### CHALLENGE
Transcribe all the entries word for word, skipping the pictures.

### MATERIAL FOR THE TASK

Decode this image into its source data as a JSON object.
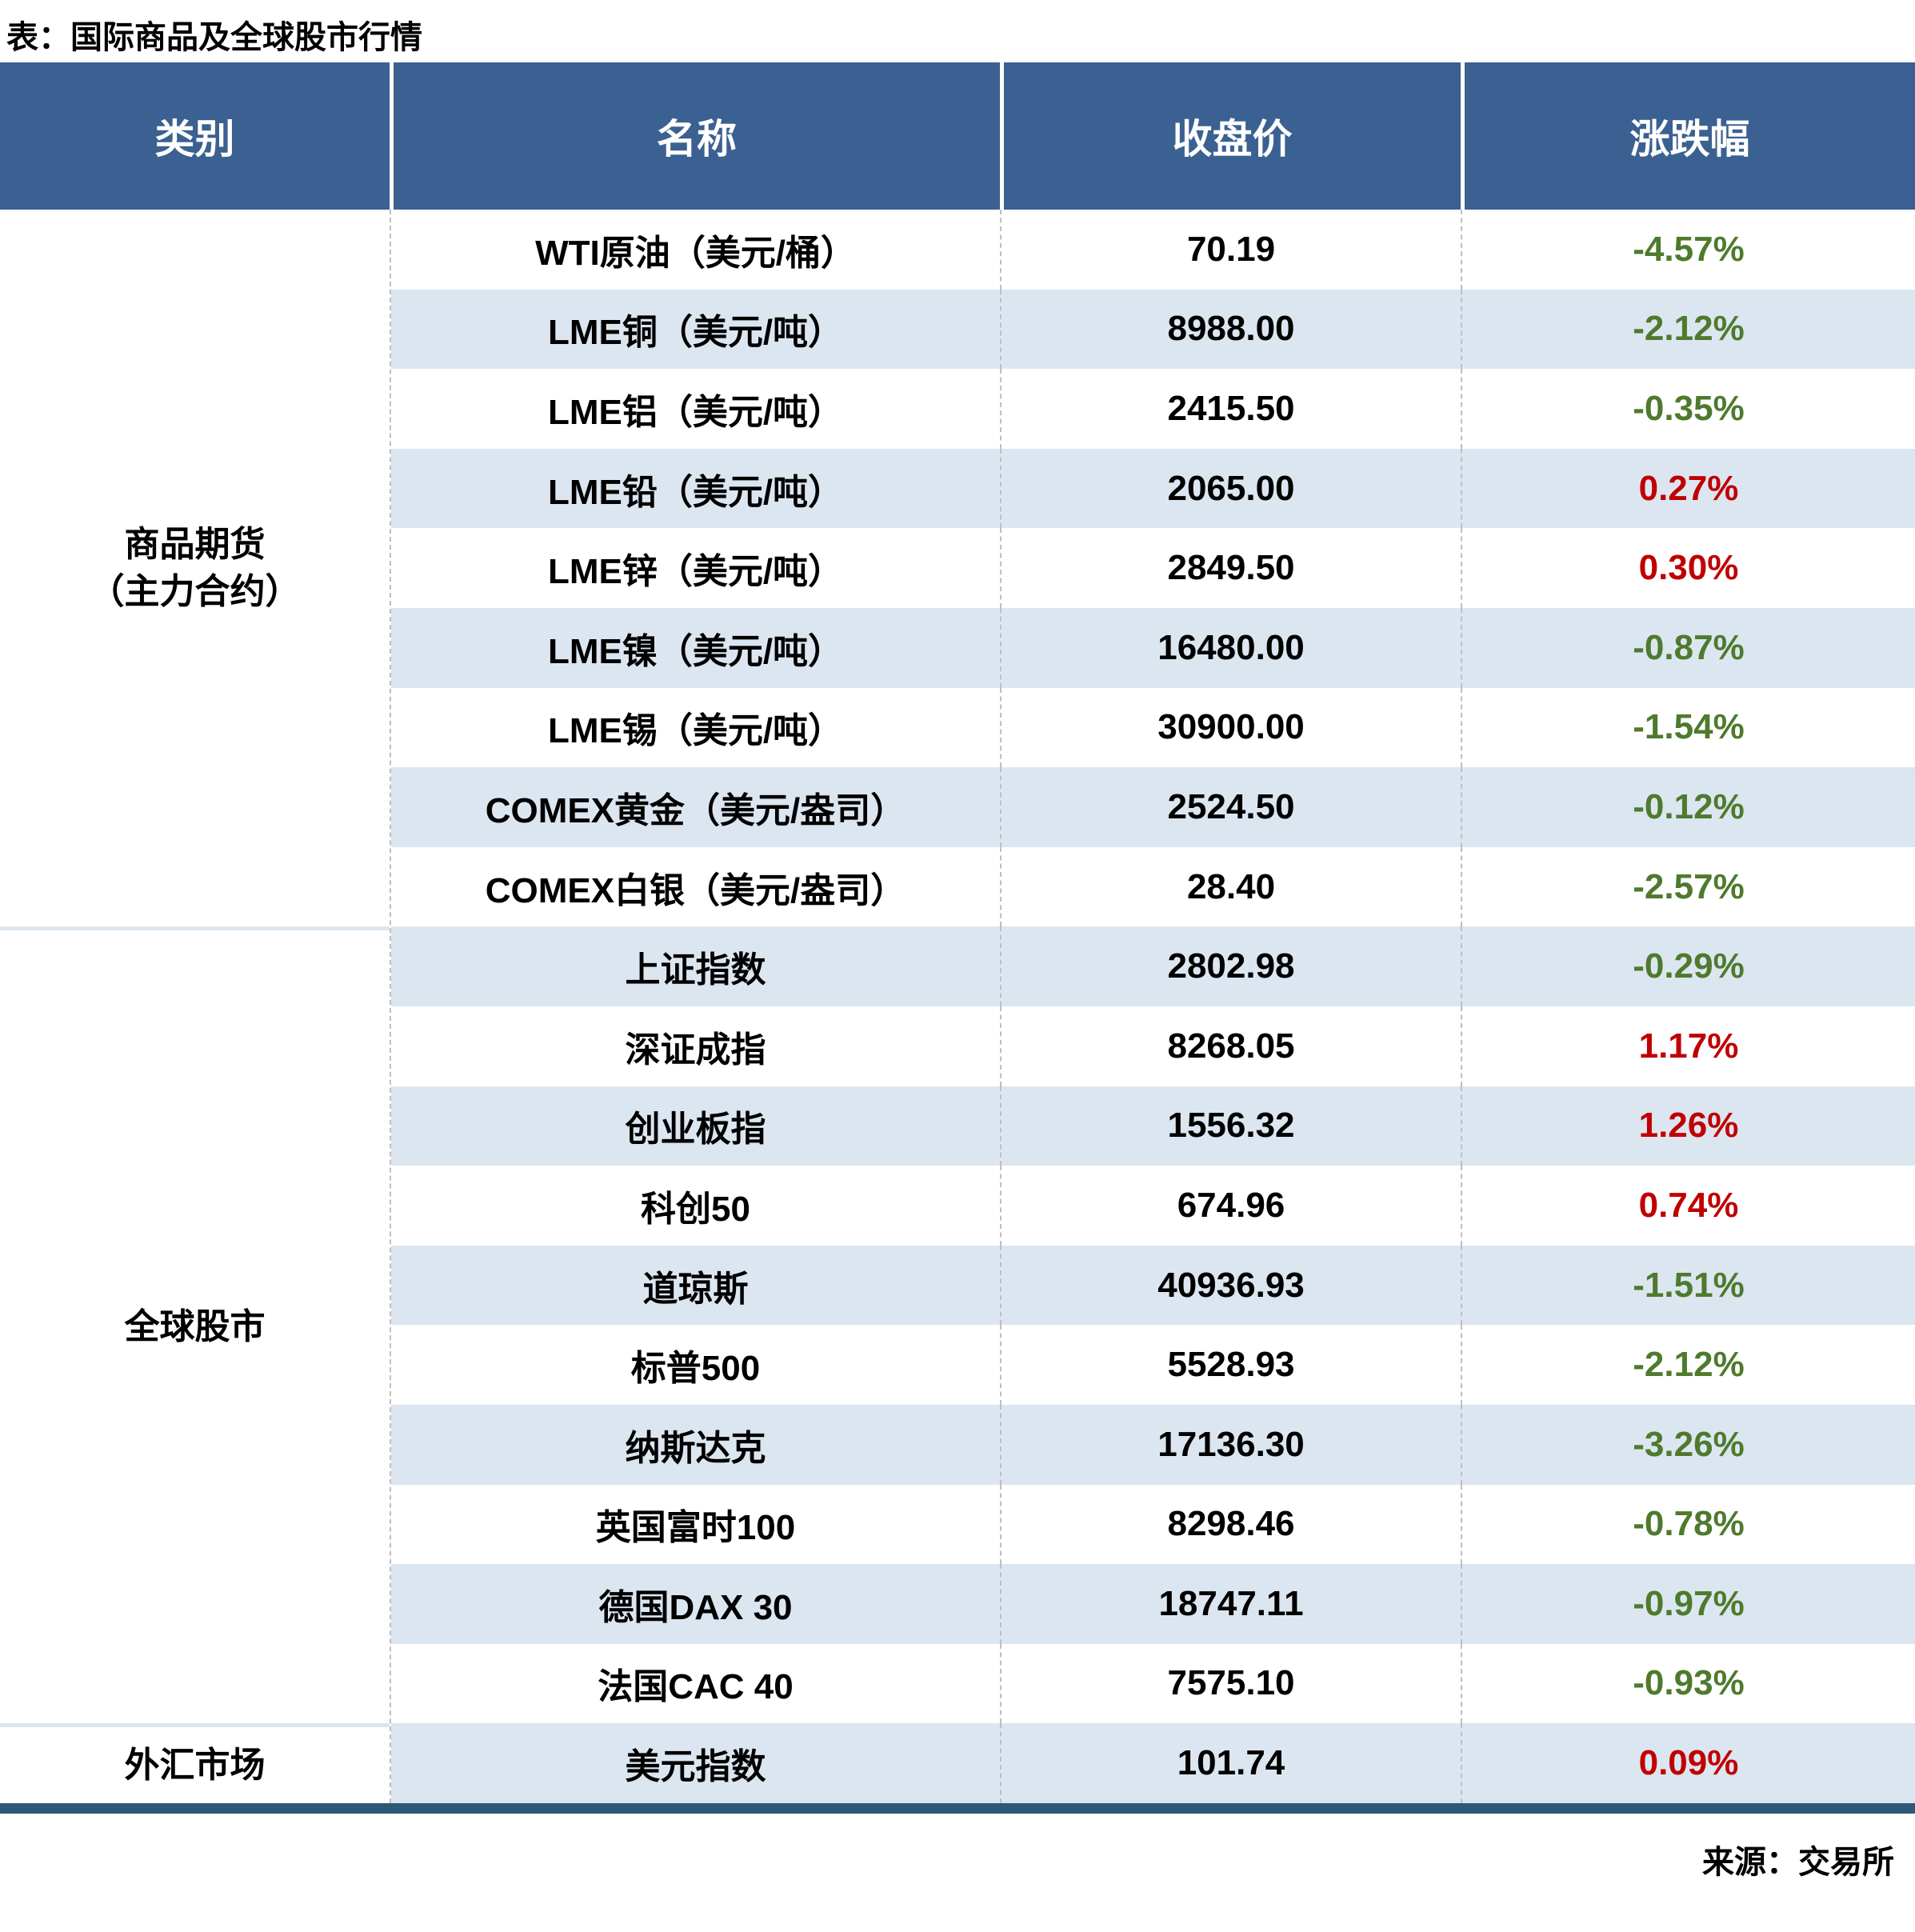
{
  "title": "表：国际商品及全球股市行情",
  "source_note": "来源：交易所",
  "colors": {
    "header_bg": "#3A6191",
    "stripe_bg": "#DCE6F1",
    "positive_red": "#C00000",
    "negative_green": "#4E7A2D",
    "bottom_bar": "#2E5878",
    "dashed_divider": "#BFBFBF"
  },
  "table": {
    "columns": [
      "类别",
      "名称",
      "收盘价",
      "涨跌幅"
    ],
    "sections": [
      {
        "category_lines": [
          "商品期货",
          "（主力合约）"
        ],
        "rows": [
          {
            "name": "WTI原油（美元/桶）",
            "close": "70.19",
            "change": "-4.57%"
          },
          {
            "name": "LME铜（美元/吨）",
            "close": "8988.00",
            "change": "-2.12%"
          },
          {
            "name": "LME铝（美元/吨）",
            "close": "2415.50",
            "change": "-0.35%"
          },
          {
            "name": "LME铅（美元/吨）",
            "close": "2065.00",
            "change": "0.27%"
          },
          {
            "name": "LME锌（美元/吨）",
            "close": "2849.50",
            "change": "0.30%"
          },
          {
            "name": "LME镍（美元/吨）",
            "close": "16480.00",
            "change": "-0.87%"
          },
          {
            "name": "LME锡（美元/吨）",
            "close": "30900.00",
            "change": "-1.54%"
          },
          {
            "name": "COMEX黄金（美元/盎司）",
            "close": "2524.50",
            "change": "-0.12%"
          },
          {
            "name": "COMEX白银（美元/盎司）",
            "close": "28.40",
            "change": "-2.57%"
          }
        ]
      },
      {
        "category_lines": [
          "全球股市"
        ],
        "rows": [
          {
            "name": "上证指数",
            "close": "2802.98",
            "change": "-0.29%"
          },
          {
            "name": "深证成指",
            "close": "8268.05",
            "change": "1.17%"
          },
          {
            "name": "创业板指",
            "close": "1556.32",
            "change": "1.26%"
          },
          {
            "name": "科创50",
            "close": "674.96",
            "change": "0.74%"
          },
          {
            "name": "道琼斯",
            "close": "40936.93",
            "change": "-1.51%"
          },
          {
            "name": "标普500",
            "close": "5528.93",
            "change": "-2.12%"
          },
          {
            "name": "纳斯达克",
            "close": "17136.30",
            "change": "-3.26%"
          },
          {
            "name": "英国富时100",
            "close": "8298.46",
            "change": "-0.78%"
          },
          {
            "name": "德国DAX 30",
            "close": "18747.11",
            "change": "-0.97%"
          },
          {
            "name": "法国CAC 40",
            "close": "7575.10",
            "change": "-0.93%"
          }
        ]
      },
      {
        "category_lines": [
          "外汇市场"
        ],
        "rows": [
          {
            "name": "美元指数",
            "close": "101.74",
            "change": "0.09%"
          }
        ]
      }
    ]
  },
  "chart_data": {
    "type": "table",
    "title": "表：国际商品及全球股市行情",
    "columns": [
      "类别",
      "名称",
      "收盘价",
      "涨跌幅"
    ],
    "rows": [
      [
        "商品期货（主力合约）",
        "WTI原油（美元/桶）",
        70.19,
        "-4.57%"
      ],
      [
        "商品期货（主力合约）",
        "LME铜（美元/吨）",
        8988.0,
        "-2.12%"
      ],
      [
        "商品期货（主力合约）",
        "LME铝（美元/吨）",
        2415.5,
        "-0.35%"
      ],
      [
        "商品期货（主力合约）",
        "LME铅（美元/吨）",
        2065.0,
        "0.27%"
      ],
      [
        "商品期货（主力合约）",
        "LME锌（美元/吨）",
        2849.5,
        "0.30%"
      ],
      [
        "商品期货（主力合约）",
        "LME镍（美元/吨）",
        16480.0,
        "-0.87%"
      ],
      [
        "商品期货（主力合约）",
        "LME锡（美元/吨）",
        30900.0,
        "-1.54%"
      ],
      [
        "商品期货（主力合约）",
        "COMEX黄金（美元/盎司）",
        2524.5,
        "-0.12%"
      ],
      [
        "商品期货（主力合约）",
        "COMEX白银（美元/盎司）",
        28.4,
        "-2.57%"
      ],
      [
        "全球股市",
        "上证指数",
        2802.98,
        "-0.29%"
      ],
      [
        "全球股市",
        "深证成指",
        8268.05,
        "1.17%"
      ],
      [
        "全球股市",
        "创业板指",
        1556.32,
        "1.26%"
      ],
      [
        "全球股市",
        "科创50",
        674.96,
        "0.74%"
      ],
      [
        "全球股市",
        "道琼斯",
        40936.93,
        "-1.51%"
      ],
      [
        "全球股市",
        "标普500",
        5528.93,
        "-2.12%"
      ],
      [
        "全球股市",
        "纳斯达克",
        17136.3,
        "-3.26%"
      ],
      [
        "全球股市",
        "英国富时100",
        8298.46,
        "-0.78%"
      ],
      [
        "全球股市",
        "德国DAX 30",
        18747.11,
        "-0.97%"
      ],
      [
        "全球股市",
        "法国CAC 40",
        7575.1,
        "-0.93%"
      ],
      [
        "外汇市场",
        "美元指数",
        101.74,
        "0.09%"
      ]
    ],
    "legend_note": "负值为绿色，正值为红色"
  }
}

### COMPLETE OUTPUT
Decode this image into its source data as a JSON object.
{
  "title": "表：国际商品及全球股市行情",
  "source_note": "来源：交易所",
  "colors": {
    "header_bg": "#3A6191",
    "stripe_bg": "#DCE6F1",
    "positive_red": "#C00000",
    "negative_green": "#4E7A2D",
    "bottom_bar": "#2E5878",
    "dashed_divider": "#BFBFBF"
  },
  "table": {
    "columns": [
      "类别",
      "名称",
      "收盘价",
      "涨跌幅"
    ],
    "sections": [
      {
        "category_lines": [
          "商品期货",
          "（主力合约）"
        ],
        "rows": [
          {
            "name": "WTI原油（美元/桶）",
            "close": "70.19",
            "change": "-4.57%"
          },
          {
            "name": "LME铜（美元/吨）",
            "close": "8988.00",
            "change": "-2.12%"
          },
          {
            "name": "LME铝（美元/吨）",
            "close": "2415.50",
            "change": "-0.35%"
          },
          {
            "name": "LME铅（美元/吨）",
            "close": "2065.00",
            "change": "0.27%"
          },
          {
            "name": "LME锌（美元/吨）",
            "close": "2849.50",
            "change": "0.30%"
          },
          {
            "name": "LME镍（美元/吨）",
            "close": "16480.00",
            "change": "-0.87%"
          },
          {
            "name": "LME锡（美元/吨）",
            "close": "30900.00",
            "change": "-1.54%"
          },
          {
            "name": "COMEX黄金（美元/盎司）",
            "close": "2524.50",
            "change": "-0.12%"
          },
          {
            "name": "COMEX白银（美元/盎司）",
            "close": "28.40",
            "change": "-2.57%"
          }
        ]
      },
      {
        "category_lines": [
          "全球股市"
        ],
        "rows": [
          {
            "name": "上证指数",
            "close": "2802.98",
            "change": "-0.29%"
          },
          {
            "name": "深证成指",
            "close": "8268.05",
            "change": "1.17%"
          },
          {
            "name": "创业板指",
            "close": "1556.32",
            "change": "1.26%"
          },
          {
            "name": "科创50",
            "close": "674.96",
            "change": "0.74%"
          },
          {
            "name": "道琼斯",
            "close": "40936.93",
            "change": "-1.51%"
          },
          {
            "name": "标普500",
            "close": "5528.93",
            "change": "-2.12%"
          },
          {
            "name": "纳斯达克",
            "close": "17136.30",
            "change": "-3.26%"
          },
          {
            "name": "英国富时100",
            "close": "8298.46",
            "change": "-0.78%"
          },
          {
            "name": "德国DAX 30",
            "close": "18747.11",
            "change": "-0.97%"
          },
          {
            "name": "法国CAC 40",
            "close": "7575.10",
            "change": "-0.93%"
          }
        ]
      },
      {
        "category_lines": [
          "外汇市场"
        ],
        "rows": [
          {
            "name": "美元指数",
            "close": "101.74",
            "change": "0.09%"
          }
        ]
      }
    ]
  },
  "chart_data": {
    "type": "table",
    "title": "表：国际商品及全球股市行情",
    "columns": [
      "类别",
      "名称",
      "收盘价",
      "涨跌幅"
    ],
    "rows": [
      [
        "商品期货（主力合约）",
        "WTI原油（美元/桶）",
        70.19,
        "-4.57%"
      ],
      [
        "商品期货（主力合约）",
        "LME铜（美元/吨）",
        8988.0,
        "-2.12%"
      ],
      [
        "商品期货（主力合约）",
        "LME铝（美元/吨）",
        2415.5,
        "-0.35%"
      ],
      [
        "商品期货（主力合约）",
        "LME铅（美元/吨）",
        2065.0,
        "0.27%"
      ],
      [
        "商品期货（主力合约）",
        "LME锌（美元/吨）",
        2849.5,
        "0.30%"
      ],
      [
        "商品期货（主力合约）",
        "LME镍（美元/吨）",
        16480.0,
        "-0.87%"
      ],
      [
        "商品期货（主力合约）",
        "LME锡（美元/吨）",
        30900.0,
        "-1.54%"
      ],
      [
        "商品期货（主力合约）",
        "COMEX黄金（美元/盎司）",
        2524.5,
        "-0.12%"
      ],
      [
        "商品期货（主力合约）",
        "COMEX白银（美元/盎司）",
        28.4,
        "-2.57%"
      ],
      [
        "全球股市",
        "上证指数",
        2802.98,
        "-0.29%"
      ],
      [
        "全球股市",
        "深证成指",
        8268.05,
        "1.17%"
      ],
      [
        "全球股市",
        "创业板指",
        1556.32,
        "1.26%"
      ],
      [
        "全球股市",
        "科创50",
        674.96,
        "0.74%"
      ],
      [
        "全球股市",
        "道琼斯",
        40936.93,
        "-1.51%"
      ],
      [
        "全球股市",
        "标普500",
        5528.93,
        "-2.12%"
      ],
      [
        "全球股市",
        "纳斯达克",
        17136.3,
        "-3.26%"
      ],
      [
        "全球股市",
        "英国富时100",
        8298.46,
        "-0.78%"
      ],
      [
        "全球股市",
        "德国DAX 30",
        18747.11,
        "-0.97%"
      ],
      [
        "全球股市",
        "法国CAC 40",
        7575.1,
        "-0.93%"
      ],
      [
        "外汇市场",
        "美元指数",
        101.74,
        "0.09%"
      ]
    ],
    "legend_note": "负值为绿色，正值为红色"
  }
}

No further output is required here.